> [Records shown]:
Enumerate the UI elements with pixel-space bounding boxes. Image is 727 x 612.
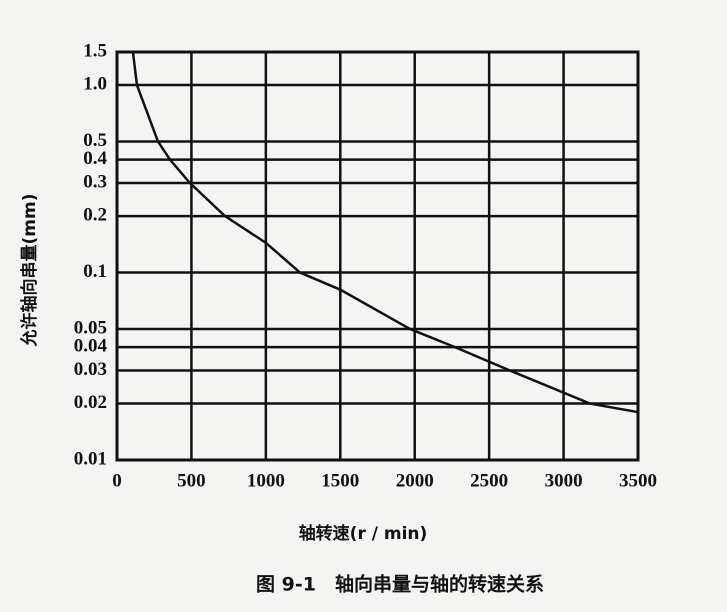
y-tick-label: 0.04: [74, 335, 108, 356]
x-tick-label: 2500: [470, 470, 508, 491]
y-tick-label: 0.4: [83, 148, 107, 169]
x-tick-label: 3500: [619, 470, 657, 491]
data-line: [131, 51, 639, 414]
x-tick-label: 1500: [321, 470, 359, 491]
y-tick-label: 0.03: [74, 359, 107, 380]
y-tick-label: 0.02: [74, 392, 107, 413]
x-tick-label: 0: [112, 470, 122, 491]
y-tick-label: 0.1: [83, 261, 107, 282]
x-tick-label: 1000: [247, 470, 285, 491]
y-tick-label: 0.5: [83, 130, 107, 151]
chart-title: 图 9-1 轴向串量与轴的转速关系: [256, 573, 544, 596]
plot-frame: [115, 50, 640, 462]
x-tick-label: 3000: [545, 470, 583, 491]
y-tick-label: 0.3: [83, 171, 107, 192]
y-tick-label: 1.0: [83, 73, 107, 94]
y-tick-label: 0.01: [74, 448, 107, 469]
x-tick-label: 2000: [396, 470, 434, 491]
x-axis-label: 轴转速(r / min): [299, 523, 428, 544]
y-tick-label: 0.2: [83, 204, 107, 225]
x-tick-label: 500: [177, 470, 206, 491]
y-tick-label: 1.5: [83, 40, 107, 61]
y-axis-label: 允许轴向串量(mm): [19, 194, 40, 348]
y-tick-label: 0.05: [74, 317, 107, 338]
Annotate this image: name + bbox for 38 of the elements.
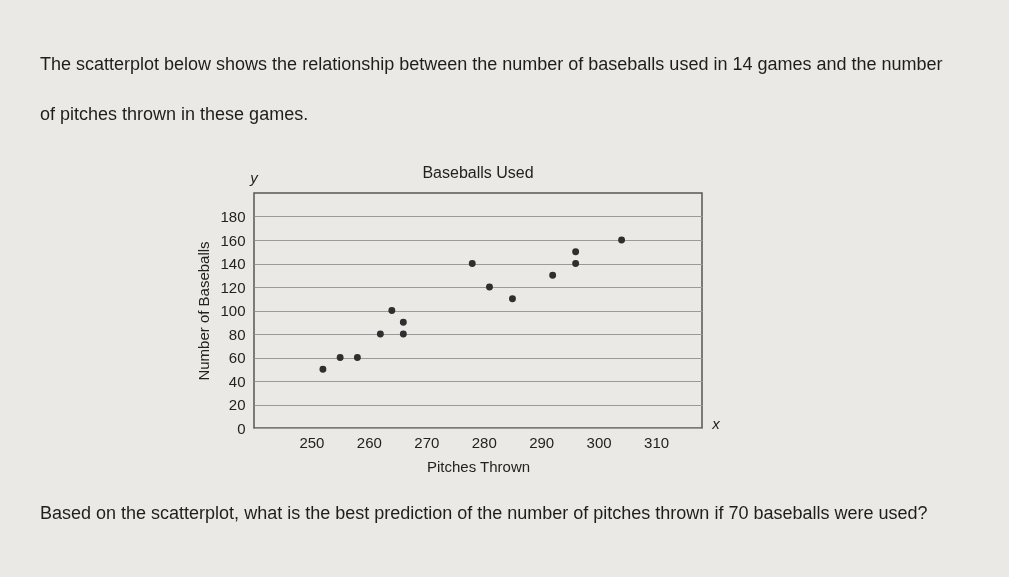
- point: [319, 365, 327, 373]
- text: Based on the scatterplot, what is the best prediction of the number of pitches thrown if 70 baseballs were used?: [40, 503, 928, 523]
- x-tick-label: 310: [644, 433, 670, 451]
- point: [353, 354, 361, 361]
- y-tick-label: 180: [220, 208, 246, 225]
- x-tick-label: 270: [414, 433, 440, 451]
- point: [399, 330, 407, 338]
- point: [399, 318, 407, 326]
- y-tick-label: 100: [220, 302, 246, 319]
- point: [618, 236, 626, 244]
- x-tick-label: 250: [299, 433, 325, 451]
- y-tick-label: 120: [220, 278, 246, 296]
- point: [572, 248, 580, 256]
- x-tick-label: 300: [586, 433, 612, 451]
- point: [572, 260, 580, 267]
- y-tick-label: 140: [220, 255, 246, 272]
- x-tick-label: 280: [471, 433, 497, 451]
- y-axis-title: Number of Baseballs: [195, 241, 213, 381]
- text: x: [711, 415, 721, 432]
- text: The scatterplot below shows the relationship between the number of baseballs used in 14 games and the number of pitches thrown in these games.: [40, 54, 943, 124]
- y-tick-label: 80: [228, 325, 246, 343]
- y-tick-label: 0: [237, 419, 246, 437]
- x-tick-label: 290: [529, 433, 555, 451]
- y-tick-label: 20: [228, 396, 246, 413]
- chart-title: Baseballs Used: [422, 164, 534, 181]
- point: [388, 307, 396, 314]
- point: [486, 283, 493, 291]
- x-tick-label: 260: [356, 433, 382, 451]
- y-tick-label: 40: [228, 372, 246, 390]
- point: [549, 271, 557, 279]
- y-tick-label: 160: [220, 231, 246, 249]
- text: y: [249, 169, 260, 186]
- point: [376, 330, 384, 338]
- point: [468, 260, 476, 267]
- y-tick-label: 60: [228, 349, 246, 366]
- x-axis-title: Pitches Thrown: [426, 457, 531, 475]
- point: [509, 295, 516, 303]
- point: [336, 354, 344, 361]
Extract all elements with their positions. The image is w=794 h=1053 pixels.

> [Task to complete]: Turn every line of the records above into a Markdown table with the columns Row and Line. Number each row, skip blank lines, and leave the pictures out.

> [Complete answer]:
| Row | Line |
|---|---|
| 1 | Enumerate the UI elements with pixel-space bounding boxes. Image is 727 x 612. |
| 2 | y-tick-label: 0.04: [74, 335, 108, 356] |
| 3 | x-tick-label: 2500: [470, 470, 508, 491] |
| 4 | y-tick-label: 0.4: [83, 148, 107, 169] |
| 5 | x-tick-label: 3500: [619, 470, 657, 491] |
| 6 | data-line: [131, 51, 639, 414] |
| 7 | x-tick-label: 1500: [321, 470, 359, 491] |
| 8 | y-tick-label: 0.03: [74, 359, 107, 380] |
| 9 | y-tick-label: 0.02: [74, 392, 107, 413] |
| 10 | x-tick-label: 0: [112, 470, 122, 491] |
| 11 | y-tick-label: 0.1: [83, 261, 107, 282] |
| 12 | x-tick-label: 1000: [247, 470, 285, 491] |
| 13 | y-tick-label: 0.5: [83, 130, 107, 151] |
| 14 | chart-title: 图 9-1 轴向串量与轴的转速关系: [256, 573, 544, 596] |
| 15 | plot-frame: [115, 50, 640, 462] |
| 16 | x-tick-label: 3000: [545, 470, 583, 491] |
| 17 | y-tick-label: 0.3: [83, 171, 107, 192] |
| 18 | y-tick-label: 1.0: [83, 73, 107, 94] |
| 19 | y-tick-label: 0.01: [74, 448, 107, 469] |
| 20 | x-tick-label: 2000: [396, 470, 434, 491] |
| 21 | x-axis-label: 轴转速(r / min): [299, 523, 428, 544] |
| 22 | y-tick-label: 0.2: [83, 204, 107, 225] |
| 23 | x-tick-label: 500: [177, 470, 206, 491] |
| 24 | y-tick-label: 1.5: [83, 40, 107, 61] |
| 25 | y-axis-label: 允许轴向串量(mm): [19, 194, 40, 348] |
| 26 | y-tick-label: 0.05: [74, 317, 107, 338] |
| 27 | Annotate this image: name + bbox for 38 of the elements. |
| 28 | - point: [319, 365, 327, 373] |
| 29 | - text: Based on the scatterplot, what is the best prediction of the number of pitches thrown if 70 baseballs were used?: [40, 503, 928, 523] |
| 30 | - x-tick-label: 310: [644, 433, 670, 451] |
| 31 | - point: [353, 354, 361, 361] |
| 32 | - y-tick-label: 180: [220, 208, 246, 225] |
| 33 | - x-tick-label: 270: [414, 433, 440, 451] |
| 34 | - point: [399, 330, 407, 338] |
| 35 | - point: [399, 318, 407, 326] |
| 36 | - y-tick-label: 100: [220, 302, 246, 319] |
| 37 | - point: [618, 236, 626, 244] |
| 38 | - x-tick-label: 250: [299, 433, 325, 451] |
| 39 | - y-tick-label: 120: [220, 278, 246, 296] |
| 40 | - point: [572, 248, 580, 256] |
| 41 | - x-tick-label: 300: [586, 433, 612, 451] |
| 42 | - point: [572, 260, 580, 267] |
| 43 | - y-tick-label: 140: [220, 255, 246, 272] |
| 44 | - x-tick-label: 280: [471, 433, 497, 451] |
| 45 | - y-axis-title: Number of Baseballs: [195, 241, 213, 381] |
| 46 | - text: x: [711, 415, 721, 432] |
| 47 | - text: The scatterplot below shows the relationship between the number of baseballs used in 14 games and the number of pitches thrown in these games.: [40, 54, 943, 124] |
| 48 | - y-tick-label: 80: [228, 325, 246, 343] |
| 49 | - y-tick-label: 0: [237, 419, 246, 437] |
| 50 | - x-tick-label: 290: [529, 433, 555, 451] |
| 51 | - y-tick-label: 20: [228, 396, 246, 413] |
| 52 | - chart-title: Baseballs Used: [422, 164, 534, 181] |
| 53 | - point: [388, 307, 396, 314] |
| 54 | - point: [486, 283, 493, 291] |
| 55 | - x-tick-label: 260: [356, 433, 382, 451] |
| 56 | - y-tick-label: 40: [228, 372, 246, 390] |
| 57 | - point: [549, 271, 557, 279] |
| 58 | - y-tick-label: 160: [220, 231, 246, 249] |
| 59 | - text: y: [249, 169, 260, 186] |
| 60 | - point: [376, 330, 384, 338] |
| 61 | - point: [468, 260, 476, 267] |
| 62 | - y-tick-label: 60: [228, 349, 246, 366] |
| 63 | - x-axis-title: Pitches Thrown: [426, 457, 531, 475] |
| 64 | - point: [509, 295, 516, 303] |
| 65 | - point: [336, 354, 344, 361] |
| 66 | Extract all elements with their positions. The image is w=794 h=1053 pixels. |